Say how many lines hold the string "icon"; please write nothing but the number.

· · · ·

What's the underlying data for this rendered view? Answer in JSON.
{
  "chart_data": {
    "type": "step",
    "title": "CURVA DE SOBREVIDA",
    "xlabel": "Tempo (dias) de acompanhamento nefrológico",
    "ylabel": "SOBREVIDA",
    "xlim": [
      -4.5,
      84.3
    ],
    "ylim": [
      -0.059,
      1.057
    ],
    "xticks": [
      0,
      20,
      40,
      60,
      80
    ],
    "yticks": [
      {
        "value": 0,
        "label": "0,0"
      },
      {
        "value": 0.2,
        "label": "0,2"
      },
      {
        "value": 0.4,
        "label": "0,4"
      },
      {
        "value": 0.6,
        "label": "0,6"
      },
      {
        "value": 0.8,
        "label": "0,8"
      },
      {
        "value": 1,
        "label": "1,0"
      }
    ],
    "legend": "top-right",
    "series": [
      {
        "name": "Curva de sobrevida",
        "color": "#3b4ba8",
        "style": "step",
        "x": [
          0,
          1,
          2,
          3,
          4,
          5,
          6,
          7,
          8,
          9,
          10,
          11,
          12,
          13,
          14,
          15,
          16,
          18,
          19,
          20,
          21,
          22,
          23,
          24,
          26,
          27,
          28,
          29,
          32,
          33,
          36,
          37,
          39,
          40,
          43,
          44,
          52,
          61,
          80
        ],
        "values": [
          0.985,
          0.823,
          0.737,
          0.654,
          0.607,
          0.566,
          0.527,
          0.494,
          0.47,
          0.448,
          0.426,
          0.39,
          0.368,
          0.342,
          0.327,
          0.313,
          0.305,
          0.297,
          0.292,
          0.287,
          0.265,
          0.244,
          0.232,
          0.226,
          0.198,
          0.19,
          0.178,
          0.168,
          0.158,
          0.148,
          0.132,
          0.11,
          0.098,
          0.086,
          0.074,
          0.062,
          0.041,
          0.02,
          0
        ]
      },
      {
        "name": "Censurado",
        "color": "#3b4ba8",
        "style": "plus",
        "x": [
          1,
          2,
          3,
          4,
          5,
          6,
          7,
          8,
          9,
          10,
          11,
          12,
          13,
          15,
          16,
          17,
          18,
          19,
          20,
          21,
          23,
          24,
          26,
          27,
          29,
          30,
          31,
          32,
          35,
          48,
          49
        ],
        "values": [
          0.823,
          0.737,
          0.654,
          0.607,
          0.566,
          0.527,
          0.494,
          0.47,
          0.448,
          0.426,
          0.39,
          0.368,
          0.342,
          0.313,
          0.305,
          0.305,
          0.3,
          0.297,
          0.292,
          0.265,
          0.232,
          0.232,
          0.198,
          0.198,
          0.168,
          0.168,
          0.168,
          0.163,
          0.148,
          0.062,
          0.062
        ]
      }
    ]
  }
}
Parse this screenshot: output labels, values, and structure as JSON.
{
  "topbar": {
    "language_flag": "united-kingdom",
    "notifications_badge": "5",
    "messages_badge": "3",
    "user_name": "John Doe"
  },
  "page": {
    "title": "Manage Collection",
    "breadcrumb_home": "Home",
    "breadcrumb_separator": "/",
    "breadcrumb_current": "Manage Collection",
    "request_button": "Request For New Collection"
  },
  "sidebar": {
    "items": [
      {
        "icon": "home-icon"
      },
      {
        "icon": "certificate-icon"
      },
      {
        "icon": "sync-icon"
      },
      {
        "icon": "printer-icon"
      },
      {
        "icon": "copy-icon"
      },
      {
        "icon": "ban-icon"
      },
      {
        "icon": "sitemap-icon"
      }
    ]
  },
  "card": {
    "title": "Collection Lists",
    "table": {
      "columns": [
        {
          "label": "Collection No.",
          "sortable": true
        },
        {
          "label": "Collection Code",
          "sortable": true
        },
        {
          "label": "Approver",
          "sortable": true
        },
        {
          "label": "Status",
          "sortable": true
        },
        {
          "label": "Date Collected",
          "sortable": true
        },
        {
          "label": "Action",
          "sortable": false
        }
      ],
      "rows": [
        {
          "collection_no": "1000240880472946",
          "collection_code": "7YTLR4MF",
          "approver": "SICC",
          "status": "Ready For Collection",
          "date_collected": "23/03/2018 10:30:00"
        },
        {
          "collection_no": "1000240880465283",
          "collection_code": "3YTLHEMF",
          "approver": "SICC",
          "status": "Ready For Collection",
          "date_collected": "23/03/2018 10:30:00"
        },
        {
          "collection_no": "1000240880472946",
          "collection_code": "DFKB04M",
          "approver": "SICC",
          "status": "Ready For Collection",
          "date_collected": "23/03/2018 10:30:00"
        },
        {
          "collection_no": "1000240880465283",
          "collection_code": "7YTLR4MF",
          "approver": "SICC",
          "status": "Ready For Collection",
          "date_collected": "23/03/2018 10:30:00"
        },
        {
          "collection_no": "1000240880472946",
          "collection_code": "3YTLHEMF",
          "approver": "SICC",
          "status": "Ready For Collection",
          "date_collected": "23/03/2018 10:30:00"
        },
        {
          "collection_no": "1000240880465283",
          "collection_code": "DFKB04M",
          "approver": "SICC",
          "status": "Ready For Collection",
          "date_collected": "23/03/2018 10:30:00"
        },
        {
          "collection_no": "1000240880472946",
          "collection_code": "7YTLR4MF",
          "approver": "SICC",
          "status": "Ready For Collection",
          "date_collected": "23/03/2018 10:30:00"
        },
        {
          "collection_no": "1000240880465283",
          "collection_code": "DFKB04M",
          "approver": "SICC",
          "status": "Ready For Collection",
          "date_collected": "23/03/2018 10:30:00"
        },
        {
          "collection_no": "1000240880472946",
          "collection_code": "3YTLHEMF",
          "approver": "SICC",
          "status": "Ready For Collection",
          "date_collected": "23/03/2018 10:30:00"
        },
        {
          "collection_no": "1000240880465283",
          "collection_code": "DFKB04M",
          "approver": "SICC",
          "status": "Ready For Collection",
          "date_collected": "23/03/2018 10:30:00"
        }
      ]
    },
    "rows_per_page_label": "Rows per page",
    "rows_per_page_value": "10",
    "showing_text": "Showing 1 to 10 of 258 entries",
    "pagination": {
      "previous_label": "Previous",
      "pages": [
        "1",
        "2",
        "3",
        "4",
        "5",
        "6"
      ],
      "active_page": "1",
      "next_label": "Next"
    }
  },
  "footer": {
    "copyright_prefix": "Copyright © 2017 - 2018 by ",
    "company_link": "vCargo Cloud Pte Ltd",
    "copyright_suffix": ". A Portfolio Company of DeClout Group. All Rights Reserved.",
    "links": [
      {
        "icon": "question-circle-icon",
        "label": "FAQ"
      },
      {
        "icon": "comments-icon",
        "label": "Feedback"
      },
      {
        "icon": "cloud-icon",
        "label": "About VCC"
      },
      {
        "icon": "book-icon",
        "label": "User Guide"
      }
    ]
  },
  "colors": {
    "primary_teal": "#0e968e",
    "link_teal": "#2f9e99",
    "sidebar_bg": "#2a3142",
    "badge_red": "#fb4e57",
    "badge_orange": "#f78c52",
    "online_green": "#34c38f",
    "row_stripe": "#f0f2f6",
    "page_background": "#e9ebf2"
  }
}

· · · ·

**Written solution**
11